Your goal: Keep only the lines that hold the string "JSON", filtering out the rest of the entries below.

--- Start of Given entries ---

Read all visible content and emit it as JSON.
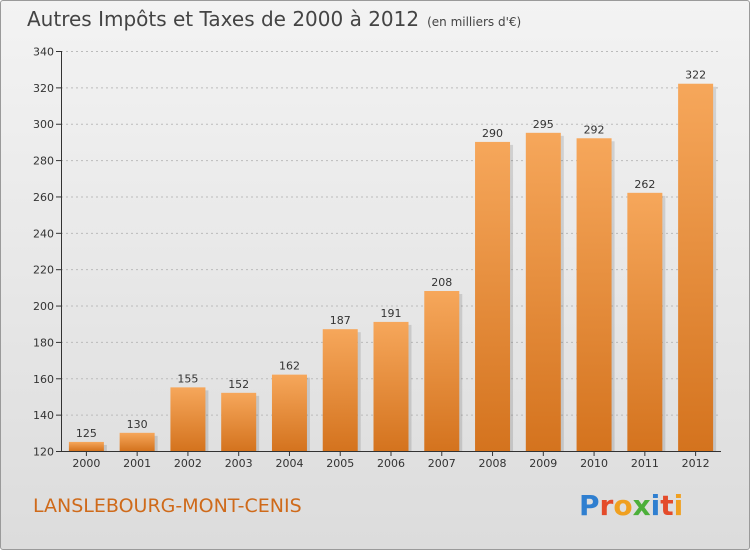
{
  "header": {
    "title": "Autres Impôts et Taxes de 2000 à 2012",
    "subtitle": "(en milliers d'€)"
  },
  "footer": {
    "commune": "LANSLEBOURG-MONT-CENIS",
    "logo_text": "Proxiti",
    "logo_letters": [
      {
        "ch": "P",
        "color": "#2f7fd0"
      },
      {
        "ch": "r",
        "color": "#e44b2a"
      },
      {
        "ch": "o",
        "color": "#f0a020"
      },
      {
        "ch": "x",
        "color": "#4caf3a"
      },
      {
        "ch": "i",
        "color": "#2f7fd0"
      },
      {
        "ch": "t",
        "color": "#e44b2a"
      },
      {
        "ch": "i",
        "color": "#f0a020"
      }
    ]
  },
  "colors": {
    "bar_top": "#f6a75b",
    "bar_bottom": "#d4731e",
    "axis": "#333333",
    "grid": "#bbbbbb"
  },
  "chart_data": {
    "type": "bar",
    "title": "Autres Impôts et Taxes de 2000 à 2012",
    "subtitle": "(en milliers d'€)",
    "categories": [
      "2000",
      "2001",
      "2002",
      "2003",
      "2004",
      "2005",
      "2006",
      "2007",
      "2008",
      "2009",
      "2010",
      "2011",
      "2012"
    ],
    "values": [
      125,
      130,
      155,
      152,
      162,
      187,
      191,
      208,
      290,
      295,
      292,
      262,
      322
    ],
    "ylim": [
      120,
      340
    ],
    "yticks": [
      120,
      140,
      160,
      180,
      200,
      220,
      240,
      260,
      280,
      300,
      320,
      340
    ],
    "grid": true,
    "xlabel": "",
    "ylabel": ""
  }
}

--- End of Given entries ---
--- Start of Given entries ---

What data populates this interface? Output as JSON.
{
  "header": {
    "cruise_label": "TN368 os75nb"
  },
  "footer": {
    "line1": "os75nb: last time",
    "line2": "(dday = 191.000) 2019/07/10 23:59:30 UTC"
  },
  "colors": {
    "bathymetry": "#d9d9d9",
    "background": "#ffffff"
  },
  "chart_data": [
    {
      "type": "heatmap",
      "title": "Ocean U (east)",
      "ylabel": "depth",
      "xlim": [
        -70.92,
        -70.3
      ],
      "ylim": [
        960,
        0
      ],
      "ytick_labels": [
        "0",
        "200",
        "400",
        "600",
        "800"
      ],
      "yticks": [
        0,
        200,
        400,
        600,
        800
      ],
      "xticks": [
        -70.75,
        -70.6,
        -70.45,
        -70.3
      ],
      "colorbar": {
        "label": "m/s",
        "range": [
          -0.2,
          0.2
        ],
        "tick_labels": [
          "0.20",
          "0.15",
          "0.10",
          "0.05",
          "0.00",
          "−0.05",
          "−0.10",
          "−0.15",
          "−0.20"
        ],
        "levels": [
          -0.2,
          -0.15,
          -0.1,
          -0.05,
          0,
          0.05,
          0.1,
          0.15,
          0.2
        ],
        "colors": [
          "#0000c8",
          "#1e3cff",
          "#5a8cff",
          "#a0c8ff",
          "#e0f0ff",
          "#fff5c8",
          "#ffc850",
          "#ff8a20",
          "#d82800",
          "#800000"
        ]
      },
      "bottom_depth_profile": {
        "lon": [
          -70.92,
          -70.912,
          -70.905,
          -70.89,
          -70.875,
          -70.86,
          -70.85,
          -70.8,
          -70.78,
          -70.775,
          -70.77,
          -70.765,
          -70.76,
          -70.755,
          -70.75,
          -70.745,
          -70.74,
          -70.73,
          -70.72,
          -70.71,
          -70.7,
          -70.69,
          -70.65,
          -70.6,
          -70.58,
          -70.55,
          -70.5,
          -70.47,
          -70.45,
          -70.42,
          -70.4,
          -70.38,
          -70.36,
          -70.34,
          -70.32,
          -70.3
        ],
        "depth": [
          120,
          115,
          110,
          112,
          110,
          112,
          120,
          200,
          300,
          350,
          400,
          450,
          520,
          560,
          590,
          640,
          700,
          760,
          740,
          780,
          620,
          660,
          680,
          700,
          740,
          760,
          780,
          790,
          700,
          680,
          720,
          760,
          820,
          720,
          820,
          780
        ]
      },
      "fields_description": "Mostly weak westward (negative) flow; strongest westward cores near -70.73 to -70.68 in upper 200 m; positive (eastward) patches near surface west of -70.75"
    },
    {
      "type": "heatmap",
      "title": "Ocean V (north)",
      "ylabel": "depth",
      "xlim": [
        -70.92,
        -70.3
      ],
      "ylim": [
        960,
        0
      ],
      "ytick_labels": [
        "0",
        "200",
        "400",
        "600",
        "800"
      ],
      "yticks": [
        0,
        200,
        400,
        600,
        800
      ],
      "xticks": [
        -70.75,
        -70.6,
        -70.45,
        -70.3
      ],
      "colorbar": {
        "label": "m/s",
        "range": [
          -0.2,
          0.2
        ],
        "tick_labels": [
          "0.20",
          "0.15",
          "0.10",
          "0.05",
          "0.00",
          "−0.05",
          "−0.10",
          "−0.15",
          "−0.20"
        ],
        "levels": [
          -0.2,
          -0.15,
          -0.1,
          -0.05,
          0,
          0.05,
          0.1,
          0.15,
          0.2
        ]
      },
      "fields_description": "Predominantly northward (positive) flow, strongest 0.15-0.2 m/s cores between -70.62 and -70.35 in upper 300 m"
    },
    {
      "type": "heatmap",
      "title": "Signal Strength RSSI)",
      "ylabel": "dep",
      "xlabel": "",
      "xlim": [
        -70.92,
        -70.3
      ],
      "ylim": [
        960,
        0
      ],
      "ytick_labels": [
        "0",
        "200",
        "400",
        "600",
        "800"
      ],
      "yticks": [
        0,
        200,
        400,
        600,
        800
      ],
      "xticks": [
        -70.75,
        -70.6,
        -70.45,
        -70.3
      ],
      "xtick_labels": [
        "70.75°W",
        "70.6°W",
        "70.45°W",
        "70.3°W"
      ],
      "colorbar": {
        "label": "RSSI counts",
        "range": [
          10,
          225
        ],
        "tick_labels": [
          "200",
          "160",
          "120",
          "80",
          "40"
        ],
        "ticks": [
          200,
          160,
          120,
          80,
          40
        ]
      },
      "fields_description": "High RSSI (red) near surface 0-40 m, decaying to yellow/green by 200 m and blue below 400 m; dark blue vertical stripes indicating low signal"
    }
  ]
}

--- End of Given entries ---

Solution to this exercise:
Read all visible content and emit it as JSON.
What data populates this interface? Output as JSON.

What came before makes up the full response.